**PROVIDED INFORMATION**
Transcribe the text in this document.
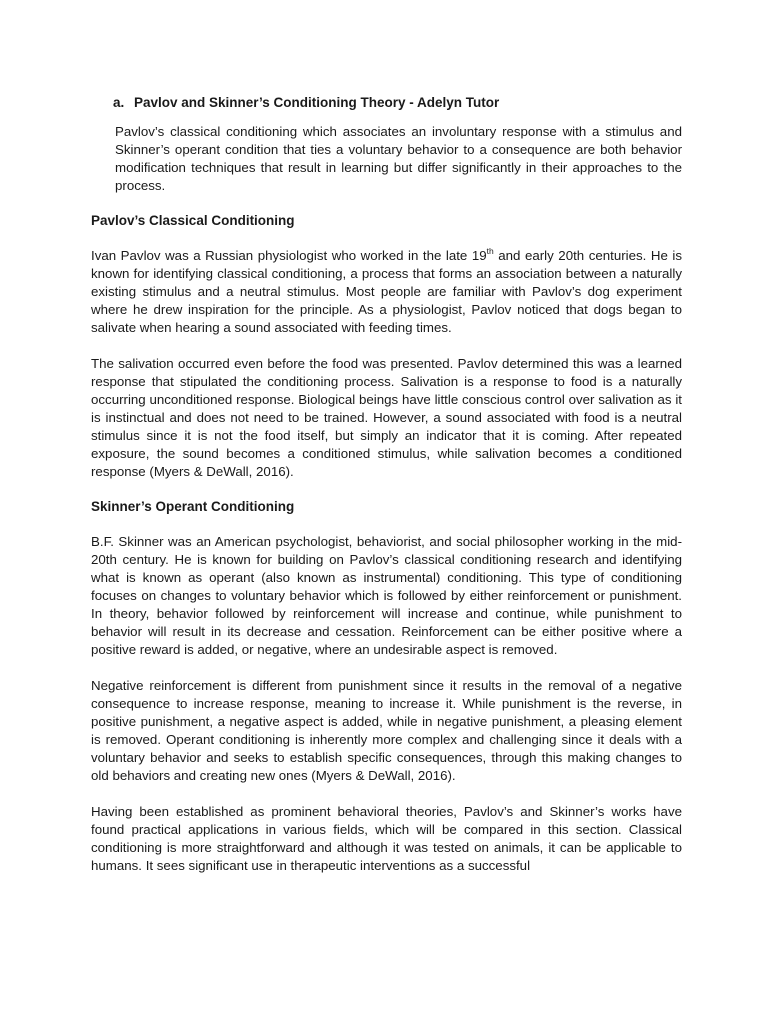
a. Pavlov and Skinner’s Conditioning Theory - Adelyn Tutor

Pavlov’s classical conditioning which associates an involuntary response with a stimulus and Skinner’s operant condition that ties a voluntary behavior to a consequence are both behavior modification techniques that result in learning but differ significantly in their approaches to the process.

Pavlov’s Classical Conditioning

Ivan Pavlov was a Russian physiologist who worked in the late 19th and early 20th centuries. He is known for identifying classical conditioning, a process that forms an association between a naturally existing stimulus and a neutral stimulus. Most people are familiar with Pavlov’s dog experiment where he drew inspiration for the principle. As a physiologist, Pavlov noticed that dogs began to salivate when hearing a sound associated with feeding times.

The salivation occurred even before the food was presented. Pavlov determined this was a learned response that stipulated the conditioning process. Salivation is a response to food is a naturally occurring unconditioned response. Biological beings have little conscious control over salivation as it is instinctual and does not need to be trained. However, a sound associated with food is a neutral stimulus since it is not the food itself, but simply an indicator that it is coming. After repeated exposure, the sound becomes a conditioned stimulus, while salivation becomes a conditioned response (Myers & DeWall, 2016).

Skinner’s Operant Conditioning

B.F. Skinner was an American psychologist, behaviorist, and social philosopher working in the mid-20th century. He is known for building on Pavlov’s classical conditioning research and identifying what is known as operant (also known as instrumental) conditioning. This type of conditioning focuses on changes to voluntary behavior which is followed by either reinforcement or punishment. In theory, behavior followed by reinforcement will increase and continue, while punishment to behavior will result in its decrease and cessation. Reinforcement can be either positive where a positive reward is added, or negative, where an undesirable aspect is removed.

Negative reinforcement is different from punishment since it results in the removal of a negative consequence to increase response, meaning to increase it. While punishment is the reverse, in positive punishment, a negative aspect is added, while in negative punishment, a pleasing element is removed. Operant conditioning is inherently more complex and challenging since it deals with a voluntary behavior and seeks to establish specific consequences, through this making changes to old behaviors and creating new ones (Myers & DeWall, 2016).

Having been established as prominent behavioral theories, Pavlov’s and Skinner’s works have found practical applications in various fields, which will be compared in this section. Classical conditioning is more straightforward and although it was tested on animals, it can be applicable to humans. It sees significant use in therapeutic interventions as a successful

---

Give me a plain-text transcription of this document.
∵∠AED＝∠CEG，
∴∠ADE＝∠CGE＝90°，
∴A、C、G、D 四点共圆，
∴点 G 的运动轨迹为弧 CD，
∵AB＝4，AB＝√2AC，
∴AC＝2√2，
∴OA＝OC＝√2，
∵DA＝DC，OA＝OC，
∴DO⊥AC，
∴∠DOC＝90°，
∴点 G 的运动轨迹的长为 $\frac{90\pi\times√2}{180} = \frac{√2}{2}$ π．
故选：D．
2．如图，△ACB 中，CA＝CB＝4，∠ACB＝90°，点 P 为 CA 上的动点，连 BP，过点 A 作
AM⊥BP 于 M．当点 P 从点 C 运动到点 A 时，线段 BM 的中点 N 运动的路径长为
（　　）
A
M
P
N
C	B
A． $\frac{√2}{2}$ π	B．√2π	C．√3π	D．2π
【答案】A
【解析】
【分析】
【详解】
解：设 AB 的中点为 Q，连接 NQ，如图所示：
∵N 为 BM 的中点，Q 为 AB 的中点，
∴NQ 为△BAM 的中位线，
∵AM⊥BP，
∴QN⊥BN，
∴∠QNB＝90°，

**STATED GOAL**
In the entries above, find every line holding the word "positive" and copy it out.

**WRITTEN RESPONSE**
B.F. Skinner was an American psychologist, behaviorist, and social philosopher working in the mid-20th century. He is known for building on Pavlov’s classical conditioning research and identifying what is known as operant (also known as instrumental) conditioning. This type of conditioning focuses on changes to voluntary behavior which is followed by either reinforcement or punishment. In theory, behavior followed by reinforcement will increase and continue, while punishment to behavior will result in its decrease and cessation. Reinforcement can be either positive where a positive reward is added, or negative, where an undesirable aspect is removed.
Negative reinforcement is different from punishment since it results in the removal of a negative consequence to increase response, meaning to increase it. While punishment is the reverse, in positive punishment, a negative aspect is added, while in negative punishment, a pleasing element is removed. Operant conditioning is inherently more complex and challenging since it deals with a voluntary behavior and seeks to establish specific consequences, through this making changes to old behaviors and creating new ones (Myers & DeWall, 2016).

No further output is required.